### What to produce
Go through the listing beneath this task and return every line that carries the string "男朋友送的不喜欢".
====== Raw records ======
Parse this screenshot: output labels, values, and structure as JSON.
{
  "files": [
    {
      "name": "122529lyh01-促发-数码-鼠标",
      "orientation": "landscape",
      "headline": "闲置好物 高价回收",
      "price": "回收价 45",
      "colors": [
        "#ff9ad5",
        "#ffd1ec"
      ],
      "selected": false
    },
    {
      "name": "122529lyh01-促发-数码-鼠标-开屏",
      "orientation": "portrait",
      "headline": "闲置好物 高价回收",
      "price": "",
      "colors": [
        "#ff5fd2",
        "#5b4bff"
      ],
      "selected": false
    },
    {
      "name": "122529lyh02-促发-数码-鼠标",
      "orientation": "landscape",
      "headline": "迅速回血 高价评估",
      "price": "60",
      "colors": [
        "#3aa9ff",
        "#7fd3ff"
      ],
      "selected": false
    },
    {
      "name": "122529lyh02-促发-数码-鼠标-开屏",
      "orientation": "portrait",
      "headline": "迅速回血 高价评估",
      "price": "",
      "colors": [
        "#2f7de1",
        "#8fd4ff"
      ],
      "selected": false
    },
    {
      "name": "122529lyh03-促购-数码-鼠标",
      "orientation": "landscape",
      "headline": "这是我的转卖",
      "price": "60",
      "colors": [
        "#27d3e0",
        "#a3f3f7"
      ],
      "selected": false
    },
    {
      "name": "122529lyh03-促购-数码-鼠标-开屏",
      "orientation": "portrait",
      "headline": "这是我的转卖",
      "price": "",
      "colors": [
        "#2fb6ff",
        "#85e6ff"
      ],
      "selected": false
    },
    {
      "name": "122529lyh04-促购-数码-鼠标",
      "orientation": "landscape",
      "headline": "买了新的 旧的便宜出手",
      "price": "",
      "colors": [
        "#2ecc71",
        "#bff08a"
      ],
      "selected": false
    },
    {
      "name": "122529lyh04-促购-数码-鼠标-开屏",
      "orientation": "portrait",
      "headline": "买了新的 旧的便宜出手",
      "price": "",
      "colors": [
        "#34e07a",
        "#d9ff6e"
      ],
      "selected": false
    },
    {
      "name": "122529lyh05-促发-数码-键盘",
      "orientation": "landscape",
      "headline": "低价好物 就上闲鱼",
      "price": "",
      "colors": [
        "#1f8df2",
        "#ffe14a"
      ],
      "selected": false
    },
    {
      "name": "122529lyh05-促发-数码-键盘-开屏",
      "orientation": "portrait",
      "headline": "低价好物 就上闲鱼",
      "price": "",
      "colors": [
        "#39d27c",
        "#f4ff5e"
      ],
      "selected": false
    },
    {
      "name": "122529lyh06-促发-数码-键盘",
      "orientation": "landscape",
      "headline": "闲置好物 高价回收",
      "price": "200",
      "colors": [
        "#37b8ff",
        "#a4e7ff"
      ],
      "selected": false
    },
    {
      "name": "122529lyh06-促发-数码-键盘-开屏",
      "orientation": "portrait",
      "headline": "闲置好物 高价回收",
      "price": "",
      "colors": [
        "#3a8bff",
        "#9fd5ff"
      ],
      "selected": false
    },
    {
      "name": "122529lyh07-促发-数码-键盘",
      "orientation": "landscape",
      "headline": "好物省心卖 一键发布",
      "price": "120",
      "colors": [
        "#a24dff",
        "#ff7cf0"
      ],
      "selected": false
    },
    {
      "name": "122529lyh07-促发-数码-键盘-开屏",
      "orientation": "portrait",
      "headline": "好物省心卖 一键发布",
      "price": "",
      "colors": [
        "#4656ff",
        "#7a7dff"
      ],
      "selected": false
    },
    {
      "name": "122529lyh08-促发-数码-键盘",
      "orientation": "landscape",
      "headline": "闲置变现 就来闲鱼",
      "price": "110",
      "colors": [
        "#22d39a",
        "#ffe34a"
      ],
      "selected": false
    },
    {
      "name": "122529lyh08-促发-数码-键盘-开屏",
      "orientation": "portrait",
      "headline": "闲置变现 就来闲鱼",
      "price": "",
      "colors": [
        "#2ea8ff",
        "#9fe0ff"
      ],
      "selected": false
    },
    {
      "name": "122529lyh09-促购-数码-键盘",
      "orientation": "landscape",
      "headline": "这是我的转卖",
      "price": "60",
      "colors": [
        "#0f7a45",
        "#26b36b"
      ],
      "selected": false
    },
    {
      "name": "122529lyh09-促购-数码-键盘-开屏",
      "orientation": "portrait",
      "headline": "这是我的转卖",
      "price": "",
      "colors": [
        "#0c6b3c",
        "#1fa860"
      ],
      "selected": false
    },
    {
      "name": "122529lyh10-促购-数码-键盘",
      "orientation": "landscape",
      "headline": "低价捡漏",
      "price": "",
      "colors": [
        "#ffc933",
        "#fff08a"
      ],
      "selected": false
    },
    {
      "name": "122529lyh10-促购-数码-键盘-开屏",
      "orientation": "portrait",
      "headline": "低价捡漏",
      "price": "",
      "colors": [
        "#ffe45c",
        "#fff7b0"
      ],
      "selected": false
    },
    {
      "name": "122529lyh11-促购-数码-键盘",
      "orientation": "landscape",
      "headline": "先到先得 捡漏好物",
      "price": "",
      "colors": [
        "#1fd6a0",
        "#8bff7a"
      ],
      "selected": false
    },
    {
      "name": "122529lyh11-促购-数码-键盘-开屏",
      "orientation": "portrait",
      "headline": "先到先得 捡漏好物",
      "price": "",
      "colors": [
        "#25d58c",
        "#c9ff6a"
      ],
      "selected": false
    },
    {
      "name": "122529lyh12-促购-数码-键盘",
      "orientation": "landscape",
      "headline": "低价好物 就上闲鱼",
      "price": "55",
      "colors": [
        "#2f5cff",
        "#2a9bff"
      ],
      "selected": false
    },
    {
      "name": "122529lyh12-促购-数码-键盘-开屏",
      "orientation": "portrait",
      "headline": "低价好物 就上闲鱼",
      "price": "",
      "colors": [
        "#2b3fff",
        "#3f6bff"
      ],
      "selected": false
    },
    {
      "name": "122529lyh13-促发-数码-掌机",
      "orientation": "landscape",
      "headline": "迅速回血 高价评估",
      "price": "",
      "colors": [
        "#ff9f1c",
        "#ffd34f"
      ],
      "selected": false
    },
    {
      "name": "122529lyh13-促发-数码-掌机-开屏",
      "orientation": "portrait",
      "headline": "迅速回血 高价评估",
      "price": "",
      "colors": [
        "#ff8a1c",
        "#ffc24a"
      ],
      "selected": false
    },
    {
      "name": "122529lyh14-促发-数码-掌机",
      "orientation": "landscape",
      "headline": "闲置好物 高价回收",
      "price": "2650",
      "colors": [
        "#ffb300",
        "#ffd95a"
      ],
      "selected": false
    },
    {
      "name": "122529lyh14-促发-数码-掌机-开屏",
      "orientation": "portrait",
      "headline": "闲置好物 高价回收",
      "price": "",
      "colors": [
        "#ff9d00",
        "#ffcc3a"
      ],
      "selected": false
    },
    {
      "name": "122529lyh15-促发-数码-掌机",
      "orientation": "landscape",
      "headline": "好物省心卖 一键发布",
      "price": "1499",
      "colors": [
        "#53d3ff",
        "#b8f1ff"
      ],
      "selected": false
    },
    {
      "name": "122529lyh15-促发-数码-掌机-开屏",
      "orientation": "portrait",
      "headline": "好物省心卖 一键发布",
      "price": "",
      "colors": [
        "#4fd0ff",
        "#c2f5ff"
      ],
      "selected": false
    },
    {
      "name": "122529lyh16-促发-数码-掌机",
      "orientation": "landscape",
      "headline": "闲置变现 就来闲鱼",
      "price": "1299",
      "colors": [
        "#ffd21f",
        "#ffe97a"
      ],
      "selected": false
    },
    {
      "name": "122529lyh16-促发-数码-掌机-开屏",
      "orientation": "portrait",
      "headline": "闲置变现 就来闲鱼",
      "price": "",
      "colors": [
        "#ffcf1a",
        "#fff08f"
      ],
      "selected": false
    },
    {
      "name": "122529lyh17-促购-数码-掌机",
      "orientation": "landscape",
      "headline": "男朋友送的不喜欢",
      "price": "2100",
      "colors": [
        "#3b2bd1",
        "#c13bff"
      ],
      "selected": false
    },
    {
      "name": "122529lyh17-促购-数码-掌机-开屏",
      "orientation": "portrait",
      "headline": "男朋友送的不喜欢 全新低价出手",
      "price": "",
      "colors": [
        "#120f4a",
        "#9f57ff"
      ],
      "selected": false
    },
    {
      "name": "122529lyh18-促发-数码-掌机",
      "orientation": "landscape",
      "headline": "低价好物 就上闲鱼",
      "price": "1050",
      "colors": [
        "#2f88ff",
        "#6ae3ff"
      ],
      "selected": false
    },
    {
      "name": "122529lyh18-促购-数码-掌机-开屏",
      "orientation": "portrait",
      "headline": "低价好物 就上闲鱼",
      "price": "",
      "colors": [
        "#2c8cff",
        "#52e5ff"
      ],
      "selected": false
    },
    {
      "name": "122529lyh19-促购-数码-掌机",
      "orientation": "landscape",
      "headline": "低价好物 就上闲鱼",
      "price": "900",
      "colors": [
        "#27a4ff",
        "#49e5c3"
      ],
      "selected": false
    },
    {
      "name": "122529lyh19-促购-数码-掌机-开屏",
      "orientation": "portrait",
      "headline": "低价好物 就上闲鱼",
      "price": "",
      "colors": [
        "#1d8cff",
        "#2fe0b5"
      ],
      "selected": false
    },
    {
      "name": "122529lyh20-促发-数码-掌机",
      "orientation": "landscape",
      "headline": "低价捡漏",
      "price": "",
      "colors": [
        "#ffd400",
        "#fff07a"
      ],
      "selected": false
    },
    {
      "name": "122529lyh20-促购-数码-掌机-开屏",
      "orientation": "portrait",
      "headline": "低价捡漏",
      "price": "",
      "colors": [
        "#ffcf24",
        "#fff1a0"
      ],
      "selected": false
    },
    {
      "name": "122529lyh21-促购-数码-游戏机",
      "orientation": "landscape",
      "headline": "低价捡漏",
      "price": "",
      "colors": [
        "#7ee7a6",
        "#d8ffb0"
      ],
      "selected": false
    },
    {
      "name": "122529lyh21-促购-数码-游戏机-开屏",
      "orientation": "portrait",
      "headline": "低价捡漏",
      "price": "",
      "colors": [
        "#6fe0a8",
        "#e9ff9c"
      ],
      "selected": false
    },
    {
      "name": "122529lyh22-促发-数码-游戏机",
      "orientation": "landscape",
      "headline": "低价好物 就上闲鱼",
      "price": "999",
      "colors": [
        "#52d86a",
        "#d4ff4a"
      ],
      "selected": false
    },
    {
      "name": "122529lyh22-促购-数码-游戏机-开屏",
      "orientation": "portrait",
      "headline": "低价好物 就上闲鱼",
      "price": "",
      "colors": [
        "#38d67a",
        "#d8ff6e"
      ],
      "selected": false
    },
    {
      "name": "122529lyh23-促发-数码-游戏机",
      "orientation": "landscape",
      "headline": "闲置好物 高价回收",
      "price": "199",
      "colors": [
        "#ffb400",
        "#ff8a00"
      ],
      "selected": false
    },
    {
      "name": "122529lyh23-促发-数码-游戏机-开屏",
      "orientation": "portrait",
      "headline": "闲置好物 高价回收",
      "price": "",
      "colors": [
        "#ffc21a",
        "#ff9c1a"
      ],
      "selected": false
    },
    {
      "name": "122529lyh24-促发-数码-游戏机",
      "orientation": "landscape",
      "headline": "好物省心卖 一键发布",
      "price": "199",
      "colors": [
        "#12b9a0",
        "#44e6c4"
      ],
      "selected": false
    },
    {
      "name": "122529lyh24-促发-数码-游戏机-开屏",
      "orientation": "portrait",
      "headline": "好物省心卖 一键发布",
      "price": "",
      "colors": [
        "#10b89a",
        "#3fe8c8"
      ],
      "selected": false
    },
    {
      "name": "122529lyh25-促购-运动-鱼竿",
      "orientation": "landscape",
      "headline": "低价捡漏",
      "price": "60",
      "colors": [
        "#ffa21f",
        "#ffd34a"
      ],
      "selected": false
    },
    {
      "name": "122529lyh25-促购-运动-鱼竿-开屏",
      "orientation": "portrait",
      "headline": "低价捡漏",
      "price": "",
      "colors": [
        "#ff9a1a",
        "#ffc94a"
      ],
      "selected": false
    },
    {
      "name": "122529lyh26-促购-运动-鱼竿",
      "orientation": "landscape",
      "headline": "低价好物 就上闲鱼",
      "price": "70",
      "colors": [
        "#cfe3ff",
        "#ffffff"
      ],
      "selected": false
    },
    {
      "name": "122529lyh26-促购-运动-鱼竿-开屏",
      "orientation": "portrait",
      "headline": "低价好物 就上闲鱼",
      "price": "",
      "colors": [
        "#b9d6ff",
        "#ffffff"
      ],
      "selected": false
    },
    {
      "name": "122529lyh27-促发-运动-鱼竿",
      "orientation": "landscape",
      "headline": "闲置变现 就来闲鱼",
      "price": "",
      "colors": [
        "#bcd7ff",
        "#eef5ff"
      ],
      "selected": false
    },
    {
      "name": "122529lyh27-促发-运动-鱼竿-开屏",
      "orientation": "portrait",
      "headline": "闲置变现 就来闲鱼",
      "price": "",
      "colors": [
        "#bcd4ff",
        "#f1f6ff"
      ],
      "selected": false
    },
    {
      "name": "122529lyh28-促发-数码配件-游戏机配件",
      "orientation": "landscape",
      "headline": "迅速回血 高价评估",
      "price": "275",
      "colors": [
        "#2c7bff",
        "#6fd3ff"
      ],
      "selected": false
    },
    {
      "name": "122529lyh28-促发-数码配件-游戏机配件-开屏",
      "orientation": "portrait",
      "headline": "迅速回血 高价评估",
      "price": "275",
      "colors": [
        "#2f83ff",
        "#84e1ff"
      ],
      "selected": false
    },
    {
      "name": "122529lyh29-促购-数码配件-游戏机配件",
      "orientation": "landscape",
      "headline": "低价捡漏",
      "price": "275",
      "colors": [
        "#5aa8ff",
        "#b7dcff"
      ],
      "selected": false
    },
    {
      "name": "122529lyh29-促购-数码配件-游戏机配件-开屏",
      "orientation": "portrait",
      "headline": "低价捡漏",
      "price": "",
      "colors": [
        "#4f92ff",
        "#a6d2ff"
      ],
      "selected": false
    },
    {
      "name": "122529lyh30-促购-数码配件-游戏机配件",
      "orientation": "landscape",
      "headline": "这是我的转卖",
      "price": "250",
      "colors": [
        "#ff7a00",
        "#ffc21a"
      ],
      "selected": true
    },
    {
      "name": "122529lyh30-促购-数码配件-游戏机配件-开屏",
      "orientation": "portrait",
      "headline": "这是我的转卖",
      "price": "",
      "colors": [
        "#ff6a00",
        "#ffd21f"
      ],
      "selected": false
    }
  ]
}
======
### Response to the exercise
      "headline": "男朋友送的不喜欢",
      "headline": "男朋友送的不喜欢 全新低价出手",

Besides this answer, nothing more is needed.